Written task: Read the records below and copy each line that contains "country".

Stored data:
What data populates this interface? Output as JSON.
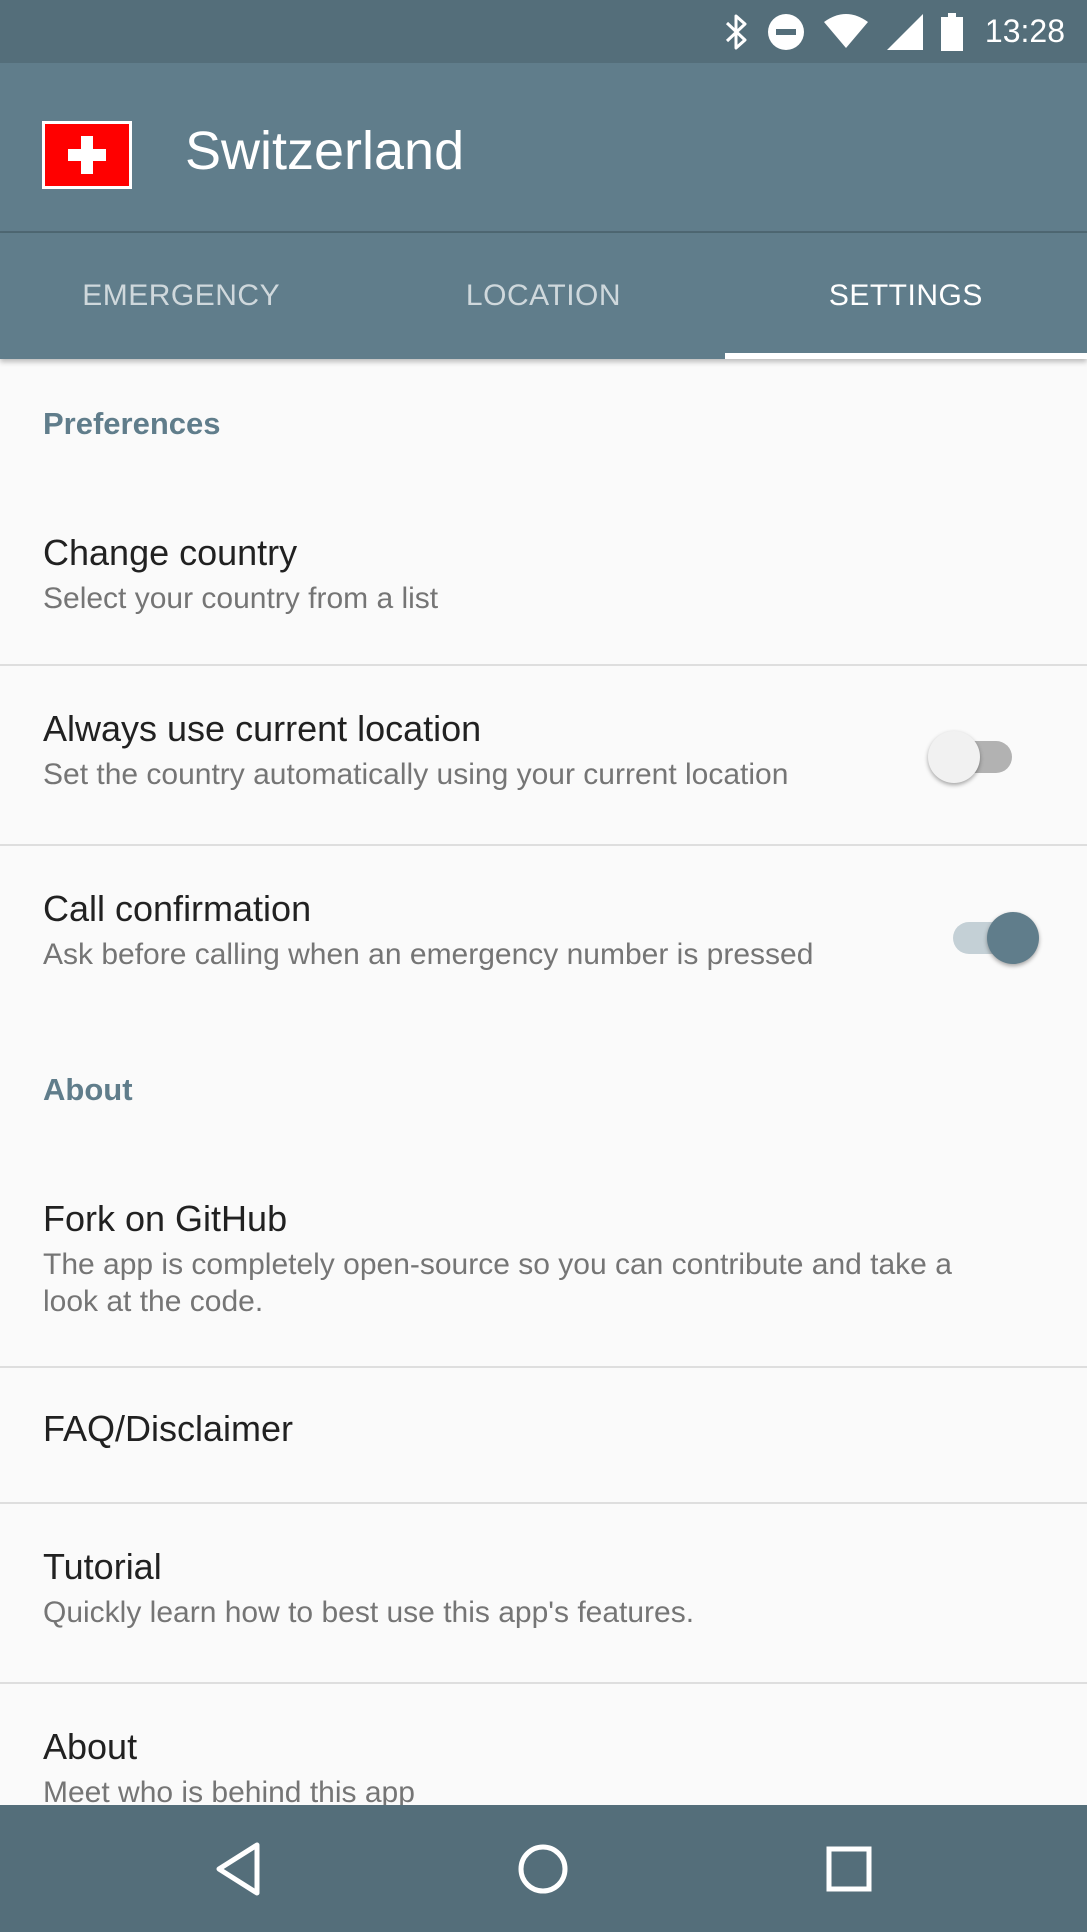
{
  "status_bar": {
    "time": "13:28",
    "icons": [
      "bluetooth-icon",
      "do-not-disturb-icon",
      "wifi-icon",
      "cell-signal-icon",
      "battery-icon"
    ]
  },
  "app_bar": {
    "title": "Switzerland",
    "flag": "switzerland-flag"
  },
  "tabs": [
    {
      "label": "EMERGENCY",
      "active": false
    },
    {
      "label": "LOCATION",
      "active": false
    },
    {
      "label": "SETTINGS",
      "active": true
    }
  ],
  "sections": {
    "preferences": {
      "header": "Preferences",
      "items": [
        {
          "title": "Change country",
          "summary": "Select your country from a list"
        },
        {
          "title": "Always use current location",
          "summary": "Set the country automatically using your current location",
          "toggle": false
        },
        {
          "title": "Call confirmation",
          "summary": "Ask before calling when an emergency number is pressed",
          "toggle": true
        }
      ]
    },
    "about": {
      "header": "About",
      "items": [
        {
          "title": "Fork on GitHub",
          "summary": "The app is completely open-source so you can contribute and take a look at the code."
        },
        {
          "title": "FAQ/Disclaimer"
        },
        {
          "title": "Tutorial",
          "summary": "Quickly learn how to best use this app's features."
        },
        {
          "title": "About",
          "summary": "Meet who is behind this app"
        }
      ]
    }
  },
  "nav_bar": {
    "buttons": [
      "back-icon",
      "home-icon",
      "recents-icon"
    ]
  },
  "colors": {
    "primary": "#607d8b",
    "primary_dark": "#546e7a",
    "background": "#fafafa"
  }
}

Answer to this task:
          "title": "Change country",
          "summary": "Select your country from a list"
          "summary": "Set the country automatically using your current location",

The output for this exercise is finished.